[Extracted records]

┄┄┄┄┄┄┄┄┄┄┄┄┄┄┄┄┄┄┄┄

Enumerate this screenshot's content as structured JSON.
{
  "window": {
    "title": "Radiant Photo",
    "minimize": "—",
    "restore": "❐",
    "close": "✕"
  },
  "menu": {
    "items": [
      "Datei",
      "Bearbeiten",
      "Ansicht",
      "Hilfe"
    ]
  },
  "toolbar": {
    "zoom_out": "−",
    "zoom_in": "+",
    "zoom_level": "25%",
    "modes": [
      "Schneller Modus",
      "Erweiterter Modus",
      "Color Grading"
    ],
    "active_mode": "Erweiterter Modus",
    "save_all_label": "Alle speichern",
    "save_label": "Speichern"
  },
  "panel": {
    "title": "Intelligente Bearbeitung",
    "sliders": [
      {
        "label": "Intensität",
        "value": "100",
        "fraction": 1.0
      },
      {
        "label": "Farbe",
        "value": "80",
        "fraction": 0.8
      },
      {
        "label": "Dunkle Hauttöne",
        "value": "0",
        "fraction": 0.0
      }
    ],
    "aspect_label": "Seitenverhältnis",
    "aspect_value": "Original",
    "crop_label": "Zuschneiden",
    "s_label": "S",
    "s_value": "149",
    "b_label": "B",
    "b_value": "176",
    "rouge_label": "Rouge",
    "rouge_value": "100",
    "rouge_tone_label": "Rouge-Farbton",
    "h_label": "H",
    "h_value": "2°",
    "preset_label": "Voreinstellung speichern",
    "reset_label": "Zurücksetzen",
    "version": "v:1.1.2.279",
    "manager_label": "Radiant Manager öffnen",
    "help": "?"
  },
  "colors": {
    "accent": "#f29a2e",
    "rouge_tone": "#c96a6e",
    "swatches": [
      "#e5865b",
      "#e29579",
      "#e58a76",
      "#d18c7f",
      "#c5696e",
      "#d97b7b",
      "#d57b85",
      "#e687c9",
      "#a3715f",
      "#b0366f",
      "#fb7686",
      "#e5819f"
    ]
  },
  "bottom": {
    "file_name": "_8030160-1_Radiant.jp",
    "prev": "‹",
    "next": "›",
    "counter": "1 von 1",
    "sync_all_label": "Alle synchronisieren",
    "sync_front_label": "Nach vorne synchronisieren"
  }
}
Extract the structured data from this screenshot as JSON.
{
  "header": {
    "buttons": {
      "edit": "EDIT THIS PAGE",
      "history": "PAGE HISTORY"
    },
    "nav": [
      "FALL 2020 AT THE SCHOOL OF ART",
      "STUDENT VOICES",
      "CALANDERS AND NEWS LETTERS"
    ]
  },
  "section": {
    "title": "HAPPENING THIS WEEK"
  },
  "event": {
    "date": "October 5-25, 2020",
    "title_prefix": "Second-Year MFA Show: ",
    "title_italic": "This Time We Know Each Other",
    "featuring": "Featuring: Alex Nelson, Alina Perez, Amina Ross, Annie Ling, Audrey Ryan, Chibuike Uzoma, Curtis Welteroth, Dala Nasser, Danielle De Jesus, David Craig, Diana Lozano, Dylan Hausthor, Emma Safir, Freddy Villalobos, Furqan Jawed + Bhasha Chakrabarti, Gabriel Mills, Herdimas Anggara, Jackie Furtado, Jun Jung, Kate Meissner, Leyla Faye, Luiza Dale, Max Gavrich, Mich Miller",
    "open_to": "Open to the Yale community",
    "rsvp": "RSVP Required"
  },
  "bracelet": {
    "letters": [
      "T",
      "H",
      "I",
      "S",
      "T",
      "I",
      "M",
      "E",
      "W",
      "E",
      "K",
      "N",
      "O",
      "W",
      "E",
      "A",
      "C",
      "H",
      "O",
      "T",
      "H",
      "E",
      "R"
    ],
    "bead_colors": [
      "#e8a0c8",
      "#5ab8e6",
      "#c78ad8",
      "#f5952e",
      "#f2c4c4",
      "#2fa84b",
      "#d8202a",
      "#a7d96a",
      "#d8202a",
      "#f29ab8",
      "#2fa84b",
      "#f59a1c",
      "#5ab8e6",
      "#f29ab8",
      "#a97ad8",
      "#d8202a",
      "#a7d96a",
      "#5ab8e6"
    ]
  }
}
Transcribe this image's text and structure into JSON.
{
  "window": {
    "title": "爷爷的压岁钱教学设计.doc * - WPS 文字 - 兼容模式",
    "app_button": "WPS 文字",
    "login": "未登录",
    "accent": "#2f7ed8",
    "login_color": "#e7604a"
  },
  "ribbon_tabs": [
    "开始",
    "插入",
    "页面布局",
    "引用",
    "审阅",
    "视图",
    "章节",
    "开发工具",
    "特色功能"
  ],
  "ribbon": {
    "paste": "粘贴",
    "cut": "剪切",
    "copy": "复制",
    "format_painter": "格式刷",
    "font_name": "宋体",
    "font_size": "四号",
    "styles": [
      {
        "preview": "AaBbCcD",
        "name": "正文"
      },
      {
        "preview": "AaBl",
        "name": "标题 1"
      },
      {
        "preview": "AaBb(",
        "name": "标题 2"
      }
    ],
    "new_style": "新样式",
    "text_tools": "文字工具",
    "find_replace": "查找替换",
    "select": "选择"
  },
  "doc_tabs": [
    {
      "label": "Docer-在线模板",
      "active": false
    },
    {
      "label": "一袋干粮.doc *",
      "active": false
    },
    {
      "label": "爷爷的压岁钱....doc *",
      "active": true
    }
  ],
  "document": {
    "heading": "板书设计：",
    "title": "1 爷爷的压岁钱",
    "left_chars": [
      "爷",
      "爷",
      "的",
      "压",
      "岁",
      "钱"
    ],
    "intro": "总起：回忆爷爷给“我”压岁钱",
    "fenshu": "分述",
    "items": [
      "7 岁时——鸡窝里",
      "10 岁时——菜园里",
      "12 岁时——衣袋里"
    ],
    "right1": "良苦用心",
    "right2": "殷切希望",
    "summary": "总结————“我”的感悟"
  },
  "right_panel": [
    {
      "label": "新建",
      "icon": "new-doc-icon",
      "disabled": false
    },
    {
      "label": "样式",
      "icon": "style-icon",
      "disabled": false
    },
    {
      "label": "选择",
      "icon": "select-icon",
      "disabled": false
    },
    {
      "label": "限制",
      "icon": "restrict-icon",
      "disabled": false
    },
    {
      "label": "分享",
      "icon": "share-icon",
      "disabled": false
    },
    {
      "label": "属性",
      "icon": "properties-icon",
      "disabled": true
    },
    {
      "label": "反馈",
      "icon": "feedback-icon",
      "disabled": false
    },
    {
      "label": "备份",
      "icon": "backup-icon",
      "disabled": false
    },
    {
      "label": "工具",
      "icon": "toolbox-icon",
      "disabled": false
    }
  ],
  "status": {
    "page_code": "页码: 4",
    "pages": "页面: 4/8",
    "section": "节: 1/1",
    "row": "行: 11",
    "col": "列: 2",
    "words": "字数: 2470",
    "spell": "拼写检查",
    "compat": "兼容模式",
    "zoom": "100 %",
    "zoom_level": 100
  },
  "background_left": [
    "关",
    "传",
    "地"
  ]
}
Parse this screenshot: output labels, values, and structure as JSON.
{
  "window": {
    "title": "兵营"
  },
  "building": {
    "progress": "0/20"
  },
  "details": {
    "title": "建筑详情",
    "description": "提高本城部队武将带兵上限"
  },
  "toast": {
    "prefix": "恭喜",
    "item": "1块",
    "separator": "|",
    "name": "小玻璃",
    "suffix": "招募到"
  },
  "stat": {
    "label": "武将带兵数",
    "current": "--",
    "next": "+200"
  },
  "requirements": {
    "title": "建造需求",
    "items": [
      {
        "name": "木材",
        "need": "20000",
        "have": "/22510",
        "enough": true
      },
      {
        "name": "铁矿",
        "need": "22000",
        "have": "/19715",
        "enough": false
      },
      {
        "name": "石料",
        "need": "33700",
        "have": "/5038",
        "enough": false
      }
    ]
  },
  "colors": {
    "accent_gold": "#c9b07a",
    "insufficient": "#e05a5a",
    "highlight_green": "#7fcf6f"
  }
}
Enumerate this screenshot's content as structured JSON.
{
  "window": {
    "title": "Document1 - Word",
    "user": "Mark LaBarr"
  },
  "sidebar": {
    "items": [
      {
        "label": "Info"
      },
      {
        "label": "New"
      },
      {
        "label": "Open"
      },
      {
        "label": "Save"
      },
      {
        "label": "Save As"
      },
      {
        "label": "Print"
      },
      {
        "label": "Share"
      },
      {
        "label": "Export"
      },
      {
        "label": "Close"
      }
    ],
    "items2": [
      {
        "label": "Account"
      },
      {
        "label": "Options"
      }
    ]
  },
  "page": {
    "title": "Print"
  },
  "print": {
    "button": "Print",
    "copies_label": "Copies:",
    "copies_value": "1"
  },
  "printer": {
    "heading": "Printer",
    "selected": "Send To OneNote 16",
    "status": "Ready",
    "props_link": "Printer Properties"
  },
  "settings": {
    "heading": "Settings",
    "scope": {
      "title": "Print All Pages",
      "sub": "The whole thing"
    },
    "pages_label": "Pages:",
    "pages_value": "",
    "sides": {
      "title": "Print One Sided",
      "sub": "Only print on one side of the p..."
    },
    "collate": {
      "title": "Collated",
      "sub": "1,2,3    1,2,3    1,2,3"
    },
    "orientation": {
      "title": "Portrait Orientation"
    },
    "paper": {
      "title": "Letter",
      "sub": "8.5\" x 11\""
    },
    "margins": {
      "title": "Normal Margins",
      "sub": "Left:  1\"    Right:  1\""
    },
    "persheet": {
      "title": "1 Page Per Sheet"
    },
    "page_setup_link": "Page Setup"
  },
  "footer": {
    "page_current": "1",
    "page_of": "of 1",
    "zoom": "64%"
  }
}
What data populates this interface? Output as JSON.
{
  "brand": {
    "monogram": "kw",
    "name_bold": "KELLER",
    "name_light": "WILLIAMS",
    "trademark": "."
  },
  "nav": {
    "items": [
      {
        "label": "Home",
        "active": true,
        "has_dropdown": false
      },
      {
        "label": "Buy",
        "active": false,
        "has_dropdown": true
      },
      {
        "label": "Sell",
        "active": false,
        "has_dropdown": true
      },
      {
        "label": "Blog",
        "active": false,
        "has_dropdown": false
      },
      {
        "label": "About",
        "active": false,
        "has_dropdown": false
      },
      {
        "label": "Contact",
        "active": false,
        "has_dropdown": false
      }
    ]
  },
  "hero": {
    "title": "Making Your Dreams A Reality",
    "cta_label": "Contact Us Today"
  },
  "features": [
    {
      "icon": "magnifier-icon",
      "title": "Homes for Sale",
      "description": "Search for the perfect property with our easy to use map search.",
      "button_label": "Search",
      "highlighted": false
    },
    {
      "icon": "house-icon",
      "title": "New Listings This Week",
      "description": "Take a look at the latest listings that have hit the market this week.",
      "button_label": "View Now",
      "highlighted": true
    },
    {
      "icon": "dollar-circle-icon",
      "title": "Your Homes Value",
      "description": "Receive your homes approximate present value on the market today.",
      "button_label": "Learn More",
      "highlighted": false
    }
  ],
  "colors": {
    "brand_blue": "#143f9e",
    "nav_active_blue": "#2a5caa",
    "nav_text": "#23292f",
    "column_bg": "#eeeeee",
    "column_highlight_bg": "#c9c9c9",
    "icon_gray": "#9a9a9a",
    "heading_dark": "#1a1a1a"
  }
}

┄┄┄┄┄┄┄┄┄┄┄┄┄┄┄┄┄┄┄┄

**WHAT YOU ARE ASKED TO DO**
Determine how many lines of the listing hold the word "Modus" and reply with that figure alone.

**ANSWER**
3